=== SUPPLIED ENTRIES ===

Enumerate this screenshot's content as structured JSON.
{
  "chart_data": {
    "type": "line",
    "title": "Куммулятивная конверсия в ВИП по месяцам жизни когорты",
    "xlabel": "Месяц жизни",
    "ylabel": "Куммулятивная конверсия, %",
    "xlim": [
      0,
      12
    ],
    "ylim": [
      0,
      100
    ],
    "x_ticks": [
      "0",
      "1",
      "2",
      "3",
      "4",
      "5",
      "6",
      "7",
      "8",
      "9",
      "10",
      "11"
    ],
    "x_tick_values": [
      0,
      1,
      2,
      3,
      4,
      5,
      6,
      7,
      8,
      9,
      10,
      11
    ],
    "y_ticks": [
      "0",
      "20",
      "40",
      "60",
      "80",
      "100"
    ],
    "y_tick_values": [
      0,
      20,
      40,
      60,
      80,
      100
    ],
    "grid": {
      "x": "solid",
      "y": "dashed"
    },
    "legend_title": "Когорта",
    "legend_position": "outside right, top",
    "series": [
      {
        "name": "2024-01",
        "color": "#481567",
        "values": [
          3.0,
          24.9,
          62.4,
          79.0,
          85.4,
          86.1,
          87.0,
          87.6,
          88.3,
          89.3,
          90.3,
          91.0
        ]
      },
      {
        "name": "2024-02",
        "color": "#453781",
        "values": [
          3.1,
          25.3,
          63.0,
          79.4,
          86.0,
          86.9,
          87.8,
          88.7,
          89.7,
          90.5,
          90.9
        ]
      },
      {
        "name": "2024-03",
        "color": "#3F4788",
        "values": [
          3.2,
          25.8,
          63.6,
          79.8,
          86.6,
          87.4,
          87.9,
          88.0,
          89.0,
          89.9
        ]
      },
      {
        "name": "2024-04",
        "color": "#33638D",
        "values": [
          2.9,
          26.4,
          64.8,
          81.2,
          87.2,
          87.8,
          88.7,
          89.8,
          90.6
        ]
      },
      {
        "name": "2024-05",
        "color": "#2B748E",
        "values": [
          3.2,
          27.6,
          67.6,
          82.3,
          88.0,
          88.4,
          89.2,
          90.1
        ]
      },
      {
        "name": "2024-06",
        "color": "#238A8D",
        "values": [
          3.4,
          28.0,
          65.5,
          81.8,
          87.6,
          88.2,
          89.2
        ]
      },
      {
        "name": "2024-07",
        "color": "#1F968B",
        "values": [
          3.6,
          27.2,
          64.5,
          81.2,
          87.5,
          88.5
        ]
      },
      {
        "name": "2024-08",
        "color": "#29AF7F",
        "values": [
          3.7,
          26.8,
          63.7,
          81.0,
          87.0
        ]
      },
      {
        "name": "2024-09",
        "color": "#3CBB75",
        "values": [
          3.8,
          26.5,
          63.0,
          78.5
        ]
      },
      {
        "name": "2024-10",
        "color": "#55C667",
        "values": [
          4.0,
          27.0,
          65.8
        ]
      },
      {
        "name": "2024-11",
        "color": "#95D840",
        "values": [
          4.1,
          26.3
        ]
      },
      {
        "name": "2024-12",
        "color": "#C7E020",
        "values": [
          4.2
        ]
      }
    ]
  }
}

===

→ **WHAT THIS TASK INVOLVES**:
Transcribe the data above in full, exactly.

→ **TASK RESPONSE**:
Enumerate this screenshot's content as structured JSON.
{
  "chart_data": {
    "type": "line",
    "title": "Куммулятивная конверсия в ВИП по месяцам жизни когорты",
    "xlabel": "Месяц жизни",
    "ylabel": "Куммулятивная конверсия, %",
    "xlim": [
      0,
      12
    ],
    "ylim": [
      0,
      100
    ],
    "x_ticks": [
      "0",
      "1",
      "2",
      "3",
      "4",
      "5",
      "6",
      "7",
      "8",
      "9",
      "10",
      "11"
    ],
    "x_tick_values": [
      0,
      1,
      2,
      3,
      4,
      5,
      6,
      7,
      8,
      9,
      10,
      11
    ],
    "y_ticks": [
      "0",
      "20",
      "40",
      "60",
      "80",
      "100"
    ],
    "y_tick_values": [
      0,
      20,
      40,
      60,
      80,
      100
    ],
    "grid": {
      "x": "solid",
      "y": "dashed"
    },
    "legend_title": "Когорта",
    "legend_position": "outside right, top",
    "series": [
      {
        "name": "2024-01",
        "color": "#481567",
        "values": [
          3.0,
          24.9,
          62.4,
          79.0,
          85.4,
          86.1,
          87.0,
          87.6,
          88.3,
          89.3,
          90.3,
          91.0
        ]
      },
      {
        "name": "2024-02",
        "color": "#453781",
        "values": [
          3.1,
          25.3,
          63.0,
          79.4,
          86.0,
          86.9,
          87.8,
          88.7,
          89.7,
          90.5,
          90.9
        ]
      },
      {
        "name": "2024-03",
        "color": "#3F4788",
        "values": [
          3.2,
          25.8,
          63.6,
          79.8,
          86.6,
          87.4,
          87.9,
          88.0,
          89.0,
          89.9
        ]
      },
      {
        "name": "2024-04",
        "color": "#33638D",
        "values": [
          2.9,
          26.4,
          64.8,
          81.2,
          87.2,
          87.8,
          88.7,
          89.8,
          90.6
        ]
      },
      {
        "name": "2024-05",
        "color": "#2B748E",
        "values": [
          3.2,
          27.6,
          67.6,
          82.3,
          88.0,
          88.4,
          89.2,
          90.1
        ]
      },
      {
        "name": "2024-06",
        "color": "#238A8D",
        "values": [
          3.4,
          28.0,
          65.5,
          81.8,
          87.6,
          88.2,
          89.2
        ]
      },
      {
        "name": "2024-07",
        "color": "#1F968B",
        "values": [
          3.6,
          27.2,
          64.5,
          81.2,
          87.5,
          88.5
        ]
      },
      {
        "name": "2024-08",
        "color": "#29AF7F",
        "values": [
          3.7,
          26.8,
          63.7,
          81.0,
          87.0
        ]
      },
      {
        "name": "2024-09",
        "color": "#3CBB75",
        "values": [
          3.8,
          26.5,
          63.0,
          78.5
        ]
      },
      {
        "name": "2024-10",
        "color": "#55C667",
        "values": [
          4.0,
          27.0,
          65.8
        ]
      },
      {
        "name": "2024-11",
        "color": "#95D840",
        "values": [
          4.1,
          26.3
        ]
      },
      {
        "name": "2024-12",
        "color": "#C7E020",
        "values": [
          4.2
        ]
      }
    ]
  }
}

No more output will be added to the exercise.